Artificial intelligence (AI) has been around in some form for many decades, but in the 2020s, it has matured as a combination of faster computers, big data and improvements in predictive capabilities has created a new generation of tools. Qatar has an AI strategy, prepared by the Qatar Computing Research Institute, committed to ensuring the country is a global leader in AI technologies in areas of national interest.
This article focuses on the implications for banks and financial services, where an estimate by Autonomous Next Research in 2021 anticipated nearly $500bn of cost savings globally from AI by the middle of the decade. In this context, highly relevant is the unveiling in March this year by the Qatar Central Bank of a strategic approach to create a world-class cluster of fintech businesses. Several Qatari banks have been using advances in AI, with Commercial Bank and Qatar Islamic Bank taking a lead in its applications.
AI will become more mainstream, more advanced and more embedded. Economies will have to adapt quickly and effectively in these domains to ensure continued competitiveness and prosperity.

REQUIRED ACTION 1:
In the article on AI in Qatar, who prepared the country's AI strategy?
REQUIRED ACTION 2:
Rewrite the part of the article on AI in Qatar starting with "This article focuses" and going on through "competitiveness and prosperity.", with "embedded" changed to "integrated".
REQUIRED ACTION 3:
Do these statements agree with the article on AI in Qatar? Answer yes or no for each, and quote the words of the article that decide it.
(a) Autonomous Next Research made its cost-savings estimate in 2021.
(b) The Qatar Central Bank unveiled its fintech approach in January.
(c) Commercial Bank and Qatar Islamic Bank are named as leaders in using AI.
The listing after this point has nothing to do with the article on AI in Qatar.

DATASET EXTRACT:
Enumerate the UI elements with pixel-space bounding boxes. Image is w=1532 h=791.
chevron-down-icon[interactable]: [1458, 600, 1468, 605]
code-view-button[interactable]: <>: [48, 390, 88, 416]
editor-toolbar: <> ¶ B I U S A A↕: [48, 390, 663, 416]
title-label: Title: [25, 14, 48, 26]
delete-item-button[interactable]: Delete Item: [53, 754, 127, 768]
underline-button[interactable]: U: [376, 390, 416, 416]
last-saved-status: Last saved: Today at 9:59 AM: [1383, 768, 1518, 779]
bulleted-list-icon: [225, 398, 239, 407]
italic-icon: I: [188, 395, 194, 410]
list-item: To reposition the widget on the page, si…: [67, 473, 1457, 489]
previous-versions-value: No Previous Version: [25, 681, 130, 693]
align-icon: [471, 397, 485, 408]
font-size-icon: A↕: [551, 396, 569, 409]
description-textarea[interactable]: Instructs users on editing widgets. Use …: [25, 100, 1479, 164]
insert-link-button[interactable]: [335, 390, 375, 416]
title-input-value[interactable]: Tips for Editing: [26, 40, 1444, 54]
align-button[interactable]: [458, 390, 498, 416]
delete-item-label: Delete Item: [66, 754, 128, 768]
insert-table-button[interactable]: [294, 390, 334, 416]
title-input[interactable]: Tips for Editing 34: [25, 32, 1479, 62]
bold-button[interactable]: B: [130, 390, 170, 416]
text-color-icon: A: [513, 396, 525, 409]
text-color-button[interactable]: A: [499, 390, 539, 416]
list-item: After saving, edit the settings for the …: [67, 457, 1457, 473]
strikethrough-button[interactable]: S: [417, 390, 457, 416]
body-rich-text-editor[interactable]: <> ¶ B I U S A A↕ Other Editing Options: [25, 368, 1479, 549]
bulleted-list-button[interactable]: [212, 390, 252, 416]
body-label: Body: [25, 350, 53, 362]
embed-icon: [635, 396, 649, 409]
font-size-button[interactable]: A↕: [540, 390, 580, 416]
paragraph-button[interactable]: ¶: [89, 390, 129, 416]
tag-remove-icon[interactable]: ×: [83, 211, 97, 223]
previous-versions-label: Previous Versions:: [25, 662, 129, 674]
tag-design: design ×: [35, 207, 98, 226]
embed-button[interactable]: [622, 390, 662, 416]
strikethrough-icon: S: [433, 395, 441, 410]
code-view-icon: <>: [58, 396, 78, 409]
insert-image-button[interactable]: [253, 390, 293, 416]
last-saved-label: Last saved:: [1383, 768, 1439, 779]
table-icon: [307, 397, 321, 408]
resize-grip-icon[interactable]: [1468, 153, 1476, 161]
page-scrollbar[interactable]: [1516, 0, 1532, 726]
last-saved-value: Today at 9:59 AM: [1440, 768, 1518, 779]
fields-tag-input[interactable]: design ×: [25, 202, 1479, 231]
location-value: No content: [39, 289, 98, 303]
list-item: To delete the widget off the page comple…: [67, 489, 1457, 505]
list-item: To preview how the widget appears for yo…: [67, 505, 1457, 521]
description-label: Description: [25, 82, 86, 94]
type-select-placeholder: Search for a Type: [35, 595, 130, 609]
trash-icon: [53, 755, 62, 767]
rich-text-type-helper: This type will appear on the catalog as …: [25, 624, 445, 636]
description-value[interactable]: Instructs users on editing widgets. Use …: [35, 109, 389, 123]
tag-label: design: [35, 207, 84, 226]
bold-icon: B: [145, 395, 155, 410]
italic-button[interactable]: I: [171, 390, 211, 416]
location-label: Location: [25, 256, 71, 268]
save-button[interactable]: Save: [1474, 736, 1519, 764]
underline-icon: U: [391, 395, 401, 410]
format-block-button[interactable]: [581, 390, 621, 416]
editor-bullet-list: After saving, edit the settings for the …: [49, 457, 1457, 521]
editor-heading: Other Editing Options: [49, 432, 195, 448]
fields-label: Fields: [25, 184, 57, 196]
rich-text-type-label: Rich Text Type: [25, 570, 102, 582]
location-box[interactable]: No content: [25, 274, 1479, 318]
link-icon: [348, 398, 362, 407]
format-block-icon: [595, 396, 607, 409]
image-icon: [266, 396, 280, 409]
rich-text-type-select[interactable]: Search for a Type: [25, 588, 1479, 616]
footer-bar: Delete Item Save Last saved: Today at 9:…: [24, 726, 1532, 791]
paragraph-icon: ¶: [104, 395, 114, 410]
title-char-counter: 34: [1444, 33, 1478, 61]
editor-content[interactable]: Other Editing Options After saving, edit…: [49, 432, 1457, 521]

RESPONSE BOX 1:
The Qatar Computing Research Institute.

RESPONSE BOX 2:
This article focuses on the implications for banks and financial services, where an estimate by Autonomous Next Research in 2021 anticipated nearly $500bn of cost savings globally from AI by the middle of the decade. In this context, highly relevant is the unveiling in March this year by the Qatar Central Bank of a strategic approach to create a world-class cluster of fintech businesses. Several Qatari banks have been using advances in AI, with Commercial Bank and Qatar Islamic Bank taking a lead in its applications.
AI will become more mainstream, more advanced and more integrated. Economies will have to adapt quickly and effectively in these domains to ensure continued competitiveness and prosperity.

RESPONSE BOX 3:
(a) Yes: "an estimate by Autonomous Next Research in 2021"
(b) No: "the unveiling in March this year by the Qatar Central Bank"
(c) Yes: "with Commercial Bank and Qatar Islamic Bank taking a lead in its applications"